* Problem to work on *
Retype every entry in its entirety, without alteration.

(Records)
*****
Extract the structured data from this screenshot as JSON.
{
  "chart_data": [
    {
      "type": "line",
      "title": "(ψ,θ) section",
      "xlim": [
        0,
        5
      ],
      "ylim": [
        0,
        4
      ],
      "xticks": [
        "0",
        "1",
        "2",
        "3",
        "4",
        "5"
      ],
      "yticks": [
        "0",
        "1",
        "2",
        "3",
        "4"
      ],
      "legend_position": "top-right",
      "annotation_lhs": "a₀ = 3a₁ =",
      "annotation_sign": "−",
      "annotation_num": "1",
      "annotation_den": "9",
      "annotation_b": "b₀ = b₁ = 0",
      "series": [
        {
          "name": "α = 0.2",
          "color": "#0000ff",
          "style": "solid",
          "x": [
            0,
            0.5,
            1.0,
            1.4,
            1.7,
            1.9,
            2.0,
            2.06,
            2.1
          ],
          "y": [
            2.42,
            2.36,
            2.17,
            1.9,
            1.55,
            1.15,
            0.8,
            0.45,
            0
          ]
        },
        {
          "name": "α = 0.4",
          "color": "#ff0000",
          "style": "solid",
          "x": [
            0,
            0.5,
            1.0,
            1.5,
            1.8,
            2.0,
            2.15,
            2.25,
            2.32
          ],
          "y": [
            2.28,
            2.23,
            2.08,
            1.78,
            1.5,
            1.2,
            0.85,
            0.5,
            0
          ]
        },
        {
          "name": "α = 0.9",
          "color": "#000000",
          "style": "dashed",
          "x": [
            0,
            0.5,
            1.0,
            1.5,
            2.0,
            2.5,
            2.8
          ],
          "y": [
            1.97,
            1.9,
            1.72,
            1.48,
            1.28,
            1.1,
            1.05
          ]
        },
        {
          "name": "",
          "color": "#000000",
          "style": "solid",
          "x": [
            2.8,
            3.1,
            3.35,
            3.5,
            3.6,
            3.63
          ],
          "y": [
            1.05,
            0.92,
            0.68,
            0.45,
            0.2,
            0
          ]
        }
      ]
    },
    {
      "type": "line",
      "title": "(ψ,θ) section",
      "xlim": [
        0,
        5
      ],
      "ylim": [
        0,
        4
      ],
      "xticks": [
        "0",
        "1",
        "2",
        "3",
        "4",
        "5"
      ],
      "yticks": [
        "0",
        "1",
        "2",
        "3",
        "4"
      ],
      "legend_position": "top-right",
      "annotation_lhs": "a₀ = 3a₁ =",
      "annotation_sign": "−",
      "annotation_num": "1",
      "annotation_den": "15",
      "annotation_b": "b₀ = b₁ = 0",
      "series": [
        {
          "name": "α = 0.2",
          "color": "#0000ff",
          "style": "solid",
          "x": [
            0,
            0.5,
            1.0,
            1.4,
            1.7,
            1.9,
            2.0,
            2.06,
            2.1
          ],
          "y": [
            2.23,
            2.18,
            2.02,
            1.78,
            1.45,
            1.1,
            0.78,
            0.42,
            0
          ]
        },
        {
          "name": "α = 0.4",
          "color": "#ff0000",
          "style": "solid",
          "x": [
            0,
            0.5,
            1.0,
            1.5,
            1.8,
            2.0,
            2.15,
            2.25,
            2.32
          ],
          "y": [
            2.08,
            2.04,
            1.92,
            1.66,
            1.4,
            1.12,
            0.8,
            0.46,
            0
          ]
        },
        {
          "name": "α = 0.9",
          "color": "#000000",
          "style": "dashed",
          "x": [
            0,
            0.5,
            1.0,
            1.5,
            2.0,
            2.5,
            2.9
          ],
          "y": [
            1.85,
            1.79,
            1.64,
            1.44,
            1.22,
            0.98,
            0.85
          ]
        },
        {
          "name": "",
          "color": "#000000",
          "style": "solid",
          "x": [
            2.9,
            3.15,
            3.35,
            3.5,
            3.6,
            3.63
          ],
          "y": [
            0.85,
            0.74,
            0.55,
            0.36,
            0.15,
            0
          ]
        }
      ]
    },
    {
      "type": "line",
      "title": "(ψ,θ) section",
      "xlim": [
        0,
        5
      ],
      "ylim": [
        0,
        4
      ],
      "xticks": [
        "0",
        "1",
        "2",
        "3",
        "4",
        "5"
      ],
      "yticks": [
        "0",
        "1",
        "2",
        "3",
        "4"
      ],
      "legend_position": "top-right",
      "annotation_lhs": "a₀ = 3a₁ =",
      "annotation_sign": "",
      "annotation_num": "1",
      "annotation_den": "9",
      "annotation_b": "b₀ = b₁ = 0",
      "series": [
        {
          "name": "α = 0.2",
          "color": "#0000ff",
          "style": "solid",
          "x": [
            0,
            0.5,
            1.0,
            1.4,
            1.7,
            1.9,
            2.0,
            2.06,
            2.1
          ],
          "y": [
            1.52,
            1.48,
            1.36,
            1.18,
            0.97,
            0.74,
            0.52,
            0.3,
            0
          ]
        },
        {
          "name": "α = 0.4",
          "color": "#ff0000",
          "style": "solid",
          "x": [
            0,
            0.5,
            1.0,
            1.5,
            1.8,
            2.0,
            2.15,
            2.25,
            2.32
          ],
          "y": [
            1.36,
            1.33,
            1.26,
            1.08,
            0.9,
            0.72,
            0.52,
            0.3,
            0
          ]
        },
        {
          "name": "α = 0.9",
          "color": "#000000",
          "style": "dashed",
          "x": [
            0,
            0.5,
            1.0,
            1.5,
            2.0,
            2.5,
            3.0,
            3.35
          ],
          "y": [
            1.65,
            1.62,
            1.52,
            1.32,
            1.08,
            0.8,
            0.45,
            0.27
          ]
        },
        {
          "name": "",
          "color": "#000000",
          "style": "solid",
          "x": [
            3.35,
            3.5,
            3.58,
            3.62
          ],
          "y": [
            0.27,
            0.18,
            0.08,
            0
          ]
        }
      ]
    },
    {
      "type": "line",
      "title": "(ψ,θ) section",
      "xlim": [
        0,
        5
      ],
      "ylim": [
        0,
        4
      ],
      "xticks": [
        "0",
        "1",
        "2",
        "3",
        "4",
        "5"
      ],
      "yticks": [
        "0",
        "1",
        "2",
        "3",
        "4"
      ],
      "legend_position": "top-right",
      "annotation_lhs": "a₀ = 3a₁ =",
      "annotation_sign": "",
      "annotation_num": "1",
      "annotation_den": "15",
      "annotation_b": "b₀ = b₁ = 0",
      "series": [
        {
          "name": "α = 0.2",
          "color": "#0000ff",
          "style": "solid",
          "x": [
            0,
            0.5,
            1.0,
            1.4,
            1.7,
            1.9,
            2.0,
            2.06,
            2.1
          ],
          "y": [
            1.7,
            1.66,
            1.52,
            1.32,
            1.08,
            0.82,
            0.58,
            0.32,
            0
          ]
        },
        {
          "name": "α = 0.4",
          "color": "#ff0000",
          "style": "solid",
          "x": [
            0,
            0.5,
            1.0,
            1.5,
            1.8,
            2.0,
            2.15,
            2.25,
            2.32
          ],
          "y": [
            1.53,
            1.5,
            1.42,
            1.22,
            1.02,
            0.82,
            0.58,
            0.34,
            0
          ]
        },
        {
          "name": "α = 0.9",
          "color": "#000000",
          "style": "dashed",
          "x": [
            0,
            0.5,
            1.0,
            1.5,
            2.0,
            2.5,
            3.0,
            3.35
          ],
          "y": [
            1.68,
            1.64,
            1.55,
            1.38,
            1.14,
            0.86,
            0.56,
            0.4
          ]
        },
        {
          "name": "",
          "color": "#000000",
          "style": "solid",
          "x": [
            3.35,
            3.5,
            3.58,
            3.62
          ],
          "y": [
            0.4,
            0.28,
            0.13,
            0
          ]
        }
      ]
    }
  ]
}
*****
* Written answer *
Extract the structured data from this screenshot as JSON.
{
  "chart_data": [
    {
      "type": "line",
      "title": "(ψ,θ) section",
      "xlim": [
        0,
        5
      ],
      "ylim": [
        0,
        4
      ],
      "xticks": [
        "0",
        "1",
        "2",
        "3",
        "4",
        "5"
      ],
      "yticks": [
        "0",
        "1",
        "2",
        "3",
        "4"
      ],
      "legend_position": "top-right",
      "annotation_lhs": "a₀ = 3a₁ =",
      "annotation_sign": "−",
      "annotation_num": "1",
      "annotation_den": "9",
      "annotation_b": "b₀ = b₁ = 0",
      "series": [
        {
          "name": "α = 0.2",
          "color": "#0000ff",
          "style": "solid",
          "x": [
            0,
            0.5,
            1.0,
            1.4,
            1.7,
            1.9,
            2.0,
            2.06,
            2.1
          ],
          "y": [
            2.42,
            2.36,
            2.17,
            1.9,
            1.55,
            1.15,
            0.8,
            0.45,
            0
          ]
        },
        {
          "name": "α = 0.4",
          "color": "#ff0000",
          "style": "solid",
          "x": [
            0,
            0.5,
            1.0,
            1.5,
            1.8,
            2.0,
            2.15,
            2.25,
            2.32
          ],
          "y": [
            2.28,
            2.23,
            2.08,
            1.78,
            1.5,
            1.2,
            0.85,
            0.5,
            0
          ]
        },
        {
          "name": "α = 0.9",
          "color": "#000000",
          "style": "dashed",
          "x": [
            0,
            0.5,
            1.0,
            1.5,
            2.0,
            2.5,
            2.8
          ],
          "y": [
            1.97,
            1.9,
            1.72,
            1.48,
            1.28,
            1.1,
            1.05
          ]
        },
        {
          "name": "",
          "color": "#000000",
          "style": "solid",
          "x": [
            2.8,
            3.1,
            3.35,
            3.5,
            3.6,
            3.63
          ],
          "y": [
            1.05,
            0.92,
            0.68,
            0.45,
            0.2,
            0
          ]
        }
      ]
    },
    {
      "type": "line",
      "title": "(ψ,θ) section",
      "xlim": [
        0,
        5
      ],
      "ylim": [
        0,
        4
      ],
      "xticks": [
        "0",
        "1",
        "2",
        "3",
        "4",
        "5"
      ],
      "yticks": [
        "0",
        "1",
        "2",
        "3",
        "4"
      ],
      "legend_position": "top-right",
      "annotation_lhs": "a₀ = 3a₁ =",
      "annotation_sign": "−",
      "annotation_num": "1",
      "annotation_den": "15",
      "annotation_b": "b₀ = b₁ = 0",
      "series": [
        {
          "name": "α = 0.2",
          "color": "#0000ff",
          "style": "solid",
          "x": [
            0,
            0.5,
            1.0,
            1.4,
            1.7,
            1.9,
            2.0,
            2.06,
            2.1
          ],
          "y": [
            2.23,
            2.18,
            2.02,
            1.78,
            1.45,
            1.1,
            0.78,
            0.42,
            0
          ]
        },
        {
          "name": "α = 0.4",
          "color": "#ff0000",
          "style": "solid",
          "x": [
            0,
            0.5,
            1.0,
            1.5,
            1.8,
            2.0,
            2.15,
            2.25,
            2.32
          ],
          "y": [
            2.08,
            2.04,
            1.92,
            1.66,
            1.4,
            1.12,
            0.8,
            0.46,
            0
          ]
        },
        {
          "name": "α = 0.9",
          "color": "#000000",
          "style": "dashed",
          "x": [
            0,
            0.5,
            1.0,
            1.5,
            2.0,
            2.5,
            2.9
          ],
          "y": [
            1.85,
            1.79,
            1.64,
            1.44,
            1.22,
            0.98,
            0.85
          ]
        },
        {
          "name": "",
          "color": "#000000",
          "style": "solid",
          "x": [
            2.9,
            3.15,
            3.35,
            3.5,
            3.6,
            3.63
          ],
          "y": [
            0.85,
            0.74,
            0.55,
            0.36,
            0.15,
            0
          ]
        }
      ]
    },
    {
      "type": "line",
      "title": "(ψ,θ) section",
      "xlim": [
        0,
        5
      ],
      "ylim": [
        0,
        4
      ],
      "xticks": [
        "0",
        "1",
        "2",
        "3",
        "4",
        "5"
      ],
      "yticks": [
        "0",
        "1",
        "2",
        "3",
        "4"
      ],
      "legend_position": "top-right",
      "annotation_lhs": "a₀ = 3a₁ =",
      "annotation_sign": "",
      "annotation_num": "1",
      "annotation_den": "9",
      "annotation_b": "b₀ = b₁ = 0",
      "series": [
        {
          "name": "α = 0.2",
          "color": "#0000ff",
          "style": "solid",
          "x": [
            0,
            0.5,
            1.0,
            1.4,
            1.7,
            1.9,
            2.0,
            2.06,
            2.1
          ],
          "y": [
            1.52,
            1.48,
            1.36,
            1.18,
            0.97,
            0.74,
            0.52,
            0.3,
            0
          ]
        },
        {
          "name": "α = 0.4",
          "color": "#ff0000",
          "style": "solid",
          "x": [
            0,
            0.5,
            1.0,
            1.5,
            1.8,
            2.0,
            2.15,
            2.25,
            2.32
          ],
          "y": [
            1.36,
            1.33,
            1.26,
            1.08,
            0.9,
            0.72,
            0.52,
            0.3,
            0
          ]
        },
        {
          "name": "α = 0.9",
          "color": "#000000",
          "style": "dashed",
          "x": [
            0,
            0.5,
            1.0,
            1.5,
            2.0,
            2.5,
            3.0,
            3.35
          ],
          "y": [
            1.65,
            1.62,
            1.52,
            1.32,
            1.08,
            0.8,
            0.45,
            0.27
          ]
        },
        {
          "name": "",
          "color": "#000000",
          "style": "solid",
          "x": [
            3.35,
            3.5,
            3.58,
            3.62
          ],
          "y": [
            0.27,
            0.18,
            0.08,
            0
          ]
        }
      ]
    },
    {
      "type": "line",
      "title": "(ψ,θ) section",
      "xlim": [
        0,
        5
      ],
      "ylim": [
        0,
        4
      ],
      "xticks": [
        "0",
        "1",
        "2",
        "3",
        "4",
        "5"
      ],
      "yticks": [
        "0",
        "1",
        "2",
        "3",
        "4"
      ],
      "legend_position": "top-right",
      "annotation_lhs": "a₀ = 3a₁ =",
      "annotation_sign": "",
      "annotation_num": "1",
      "annotation_den": "15",
      "annotation_b": "b₀ = b₁ = 0",
      "series": [
        {
          "name": "α = 0.2",
          "color": "#0000ff",
          "style": "solid",
          "x": [
            0,
            0.5,
            1.0,
            1.4,
            1.7,
            1.9,
            2.0,
            2.06,
            2.1
          ],
          "y": [
            1.7,
            1.66,
            1.52,
            1.32,
            1.08,
            0.82,
            0.58,
            0.32,
            0
          ]
        },
        {
          "name": "α = 0.4",
          "color": "#ff0000",
          "style": "solid",
          "x": [
            0,
            0.5,
            1.0,
            1.5,
            1.8,
            2.0,
            2.15,
            2.25,
            2.32
          ],
          "y": [
            1.53,
            1.5,
            1.42,
            1.22,
            1.02,
            0.82,
            0.58,
            0.34,
            0
          ]
        },
        {
          "name": "α = 0.9",
          "color": "#000000",
          "style": "dashed",
          "x": [
            0,
            0.5,
            1.0,
            1.5,
            2.0,
            2.5,
            3.0,
            3.35
          ],
          "y": [
            1.68,
            1.64,
            1.55,
            1.38,
            1.14,
            0.86,
            0.56,
            0.4
          ]
        },
        {
          "name": "",
          "color": "#000000",
          "style": "solid",
          "x": [
            3.35,
            3.5,
            3.58,
            3.62
          ],
          "y": [
            0.4,
            0.28,
            0.13,
            0
          ]
        }
      ]
    }
  ]
}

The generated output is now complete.